══ EXCERPTED TEXT
The role of glycaemic and lipid risk factors in mediating the effect of BMI on coronary heart disease: a two-step, two-sample Mendelian randomisation study.

AIMS/HYPOTHESIS: The extent to which effects of BMI on CHD are mediated by glycaemic and lipid risk factors is unclear. In this study we examined the effects of these traits using genetic evidence.

METHODS: We used two-sample Mendelian randomisation to determine: (1) the causal effect of BMI on CHD (60,801 case vs 123,504 control participants), type 2 diabetes (34,840 case vs 114,981 control participants), fasting glucose (n = 46,186), insulin (n = 38,238), HbA1c (n = 46,368) and LDL-cholesterol, HDL-cholesterol and triacylglycerols (n = 188,577); (2) the causal effects of glycaemic and lipids traits on CHD; and (3) the extent to which these traits mediate any effect of BMI on CHD.
════
══ INPUT DATA
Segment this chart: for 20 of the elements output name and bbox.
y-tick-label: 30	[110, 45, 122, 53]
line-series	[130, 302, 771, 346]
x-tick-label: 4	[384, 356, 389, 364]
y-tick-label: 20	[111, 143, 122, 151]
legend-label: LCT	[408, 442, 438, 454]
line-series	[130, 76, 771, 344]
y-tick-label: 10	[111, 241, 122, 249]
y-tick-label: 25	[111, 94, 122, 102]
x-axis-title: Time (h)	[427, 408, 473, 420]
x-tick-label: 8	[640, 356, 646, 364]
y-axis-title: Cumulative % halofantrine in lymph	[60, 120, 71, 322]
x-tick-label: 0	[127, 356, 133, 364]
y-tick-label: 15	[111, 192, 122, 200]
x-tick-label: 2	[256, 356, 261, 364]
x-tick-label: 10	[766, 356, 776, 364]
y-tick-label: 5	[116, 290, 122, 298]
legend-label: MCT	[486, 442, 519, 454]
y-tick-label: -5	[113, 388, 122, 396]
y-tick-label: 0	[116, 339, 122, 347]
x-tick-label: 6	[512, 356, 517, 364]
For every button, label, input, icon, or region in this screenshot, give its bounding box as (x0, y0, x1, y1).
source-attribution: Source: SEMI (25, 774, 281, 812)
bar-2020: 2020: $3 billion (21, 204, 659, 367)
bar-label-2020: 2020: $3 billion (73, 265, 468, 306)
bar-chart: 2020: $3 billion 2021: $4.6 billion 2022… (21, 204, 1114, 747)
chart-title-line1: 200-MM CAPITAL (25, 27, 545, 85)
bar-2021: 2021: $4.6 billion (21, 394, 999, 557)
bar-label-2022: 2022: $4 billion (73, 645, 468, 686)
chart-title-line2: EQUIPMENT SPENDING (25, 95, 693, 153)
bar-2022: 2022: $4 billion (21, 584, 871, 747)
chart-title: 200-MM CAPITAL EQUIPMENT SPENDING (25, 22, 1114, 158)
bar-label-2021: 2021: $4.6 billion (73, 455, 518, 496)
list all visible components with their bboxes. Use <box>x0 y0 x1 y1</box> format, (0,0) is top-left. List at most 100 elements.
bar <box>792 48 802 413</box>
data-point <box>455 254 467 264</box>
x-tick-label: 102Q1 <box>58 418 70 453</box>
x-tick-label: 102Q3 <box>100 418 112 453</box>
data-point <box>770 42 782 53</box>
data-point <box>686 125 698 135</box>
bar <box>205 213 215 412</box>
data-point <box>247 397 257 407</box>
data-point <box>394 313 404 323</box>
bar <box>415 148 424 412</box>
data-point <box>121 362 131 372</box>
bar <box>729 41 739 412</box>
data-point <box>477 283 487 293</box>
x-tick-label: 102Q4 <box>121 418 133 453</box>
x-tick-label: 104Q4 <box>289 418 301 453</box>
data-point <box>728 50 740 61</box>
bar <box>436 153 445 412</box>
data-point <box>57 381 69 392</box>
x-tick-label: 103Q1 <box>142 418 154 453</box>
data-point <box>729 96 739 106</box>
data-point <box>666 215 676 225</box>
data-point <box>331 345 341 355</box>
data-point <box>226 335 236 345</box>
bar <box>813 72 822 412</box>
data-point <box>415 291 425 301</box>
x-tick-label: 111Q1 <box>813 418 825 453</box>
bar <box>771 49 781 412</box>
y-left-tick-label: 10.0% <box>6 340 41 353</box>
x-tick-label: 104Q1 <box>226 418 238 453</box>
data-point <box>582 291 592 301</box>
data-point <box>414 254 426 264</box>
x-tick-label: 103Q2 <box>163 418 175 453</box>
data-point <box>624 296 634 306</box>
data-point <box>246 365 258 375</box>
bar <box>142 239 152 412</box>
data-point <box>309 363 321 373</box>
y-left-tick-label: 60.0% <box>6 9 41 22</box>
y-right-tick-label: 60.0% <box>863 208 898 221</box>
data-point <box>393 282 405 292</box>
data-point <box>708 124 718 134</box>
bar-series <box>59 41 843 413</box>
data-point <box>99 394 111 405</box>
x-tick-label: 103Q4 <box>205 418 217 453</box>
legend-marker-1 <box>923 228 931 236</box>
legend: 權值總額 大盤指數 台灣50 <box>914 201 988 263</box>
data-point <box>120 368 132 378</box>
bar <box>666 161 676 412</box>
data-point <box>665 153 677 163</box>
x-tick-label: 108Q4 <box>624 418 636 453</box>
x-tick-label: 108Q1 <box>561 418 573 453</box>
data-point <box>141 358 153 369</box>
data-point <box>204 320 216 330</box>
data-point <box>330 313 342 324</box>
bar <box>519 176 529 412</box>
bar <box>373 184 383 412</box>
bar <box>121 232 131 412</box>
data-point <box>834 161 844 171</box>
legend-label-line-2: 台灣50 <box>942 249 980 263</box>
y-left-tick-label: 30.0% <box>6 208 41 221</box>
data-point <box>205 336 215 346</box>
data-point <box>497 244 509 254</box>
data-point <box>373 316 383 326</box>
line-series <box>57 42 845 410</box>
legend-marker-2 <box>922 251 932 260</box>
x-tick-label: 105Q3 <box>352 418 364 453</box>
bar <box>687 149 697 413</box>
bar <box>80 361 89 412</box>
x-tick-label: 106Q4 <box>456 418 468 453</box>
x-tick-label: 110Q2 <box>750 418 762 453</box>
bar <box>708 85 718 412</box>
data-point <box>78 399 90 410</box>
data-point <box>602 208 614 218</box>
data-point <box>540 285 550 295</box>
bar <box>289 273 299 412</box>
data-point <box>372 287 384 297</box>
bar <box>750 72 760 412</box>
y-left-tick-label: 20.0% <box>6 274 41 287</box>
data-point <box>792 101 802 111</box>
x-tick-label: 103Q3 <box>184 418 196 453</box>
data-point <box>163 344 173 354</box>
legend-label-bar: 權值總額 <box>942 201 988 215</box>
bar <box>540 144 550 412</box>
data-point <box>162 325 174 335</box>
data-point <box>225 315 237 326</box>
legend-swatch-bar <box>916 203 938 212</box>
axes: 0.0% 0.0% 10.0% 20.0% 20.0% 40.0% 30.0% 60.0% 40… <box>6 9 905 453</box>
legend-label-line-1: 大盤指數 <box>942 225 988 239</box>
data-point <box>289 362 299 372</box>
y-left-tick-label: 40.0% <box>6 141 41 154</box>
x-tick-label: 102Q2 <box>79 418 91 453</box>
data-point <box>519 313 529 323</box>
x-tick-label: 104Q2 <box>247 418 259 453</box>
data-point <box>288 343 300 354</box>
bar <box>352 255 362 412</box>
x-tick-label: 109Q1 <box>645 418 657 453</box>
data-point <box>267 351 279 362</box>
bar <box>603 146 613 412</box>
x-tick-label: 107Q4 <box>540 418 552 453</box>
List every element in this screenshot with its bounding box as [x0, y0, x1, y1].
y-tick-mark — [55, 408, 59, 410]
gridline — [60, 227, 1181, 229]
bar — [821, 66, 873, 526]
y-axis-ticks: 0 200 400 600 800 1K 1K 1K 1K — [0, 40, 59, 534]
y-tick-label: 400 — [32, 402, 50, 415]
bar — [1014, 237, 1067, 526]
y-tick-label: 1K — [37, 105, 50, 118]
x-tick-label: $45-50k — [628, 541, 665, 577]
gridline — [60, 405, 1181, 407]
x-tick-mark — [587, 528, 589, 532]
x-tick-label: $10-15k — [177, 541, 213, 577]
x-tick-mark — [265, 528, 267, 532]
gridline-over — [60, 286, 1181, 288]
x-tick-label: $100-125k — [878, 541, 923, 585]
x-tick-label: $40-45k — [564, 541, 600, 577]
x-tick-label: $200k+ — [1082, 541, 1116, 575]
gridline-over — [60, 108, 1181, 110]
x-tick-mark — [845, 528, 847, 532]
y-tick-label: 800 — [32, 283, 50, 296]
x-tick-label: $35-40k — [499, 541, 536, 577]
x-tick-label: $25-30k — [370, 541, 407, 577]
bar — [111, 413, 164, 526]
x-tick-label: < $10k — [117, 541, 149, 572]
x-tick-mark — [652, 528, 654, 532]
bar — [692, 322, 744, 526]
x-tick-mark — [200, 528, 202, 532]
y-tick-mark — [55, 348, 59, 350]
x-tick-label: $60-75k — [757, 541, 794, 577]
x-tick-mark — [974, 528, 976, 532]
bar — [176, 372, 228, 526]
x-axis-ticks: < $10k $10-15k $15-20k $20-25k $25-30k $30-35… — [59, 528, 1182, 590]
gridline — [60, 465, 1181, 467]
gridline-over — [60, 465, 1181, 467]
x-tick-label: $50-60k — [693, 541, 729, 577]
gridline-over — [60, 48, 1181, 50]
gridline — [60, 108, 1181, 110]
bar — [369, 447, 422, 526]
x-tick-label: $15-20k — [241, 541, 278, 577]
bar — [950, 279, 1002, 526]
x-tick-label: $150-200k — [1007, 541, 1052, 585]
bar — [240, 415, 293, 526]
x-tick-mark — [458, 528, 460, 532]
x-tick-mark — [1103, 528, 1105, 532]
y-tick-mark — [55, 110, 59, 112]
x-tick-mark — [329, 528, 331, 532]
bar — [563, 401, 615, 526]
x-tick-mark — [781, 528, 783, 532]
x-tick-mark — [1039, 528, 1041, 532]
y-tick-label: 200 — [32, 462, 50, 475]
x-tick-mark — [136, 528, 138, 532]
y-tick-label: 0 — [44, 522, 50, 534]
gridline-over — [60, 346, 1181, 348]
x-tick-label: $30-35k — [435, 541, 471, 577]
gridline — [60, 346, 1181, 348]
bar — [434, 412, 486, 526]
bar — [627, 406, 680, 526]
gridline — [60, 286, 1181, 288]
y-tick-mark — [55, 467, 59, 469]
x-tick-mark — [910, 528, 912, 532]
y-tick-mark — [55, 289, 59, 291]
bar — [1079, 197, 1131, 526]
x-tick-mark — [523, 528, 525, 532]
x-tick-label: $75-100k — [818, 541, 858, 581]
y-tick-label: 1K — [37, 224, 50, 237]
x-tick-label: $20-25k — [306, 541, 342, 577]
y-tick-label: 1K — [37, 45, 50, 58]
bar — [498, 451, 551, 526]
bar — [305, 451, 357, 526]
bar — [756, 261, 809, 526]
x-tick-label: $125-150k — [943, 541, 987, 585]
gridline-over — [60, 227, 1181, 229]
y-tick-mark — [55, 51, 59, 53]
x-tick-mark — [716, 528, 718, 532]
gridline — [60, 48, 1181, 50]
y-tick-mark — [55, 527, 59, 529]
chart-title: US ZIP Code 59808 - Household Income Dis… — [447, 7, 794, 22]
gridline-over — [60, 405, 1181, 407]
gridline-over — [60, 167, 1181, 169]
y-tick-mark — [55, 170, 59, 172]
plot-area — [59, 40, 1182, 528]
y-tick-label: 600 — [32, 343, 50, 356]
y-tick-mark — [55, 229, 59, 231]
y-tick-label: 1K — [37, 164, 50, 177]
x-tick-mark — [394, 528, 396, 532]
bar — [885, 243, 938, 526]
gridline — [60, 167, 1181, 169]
════
(YOUR TASKS):
• 1. Can you summarize the abstract on BMI and coronary heart disease in two sentences?
• 2. Could you continue the abstract on BMI and coronary heart disease from the point where it stops?
The listing comes from a different source than the abstract on BMI and coronary heart disease.

(ANSWERS GIVEN):
• 1. The study used genetic evidence to examine how far the effects of BMI on CHD are mediated by glycemic and lipid risk factors, which is unclear. Using two-sample Mendelian randomization, it set out to determine three things: the causal effect of BMI on CHD, type 2 diabetes, fasting glucose, insulin, HbA1c, LDL-cholesterol, HDL-cholesterol and triacylglycerols; the causal effects of the glycemic and lipid traits on CHD; and the extent to which these traits mediate any effect of BMI on CHD.

• 2.
RESULTS: One SD higher BMI (~ 4.5 kg/m2 ) was associated with higher risk of CHD (OR 1.45 [95% CI 1.27, 1.66]) and type 2 diabetes (1.96 [95% CI 1.35, 2.83]), higher levels of fasting glucose (0.07 mmol/l [95% CI 0.03, 0.11]), HbA1c (0.05% [95% CI 0.01, 0.08]), fasting insulin (0.18 log pmol/l [95% CI 0.14, 0.22]) and triacylglycerols (0.20 SD [95% CI 0.14, 0.26]) and lower levels of HDL-cholesterol (-0.23 SD [95% CI -0.32, -0.15]). There was no evidence for a causal relation between BMI and LDL-cholesterol. The causal associations of higher triacylglycerols, HbA1c and diabetes risk with CHD risk remained after performing sensitivity analyses that considered different models of horizontal pleiotropy. The BMI-CHD effect reduced from 1.45 to 1.16 (95% CI 0.99, 1.36) and to 1.36 (95% CI 1.19, 1.57) with genetic adjustment for triacylglycerols or HbA1c , respectively, and to 1.09 (95% CI 0.94, 1.27) with adjustment for both.

CONCLUSIONS/INTERPRETATION: Increased triacylglycerol levels and poor glycaemic control appear to mediate much of the effect of BMI on CHD.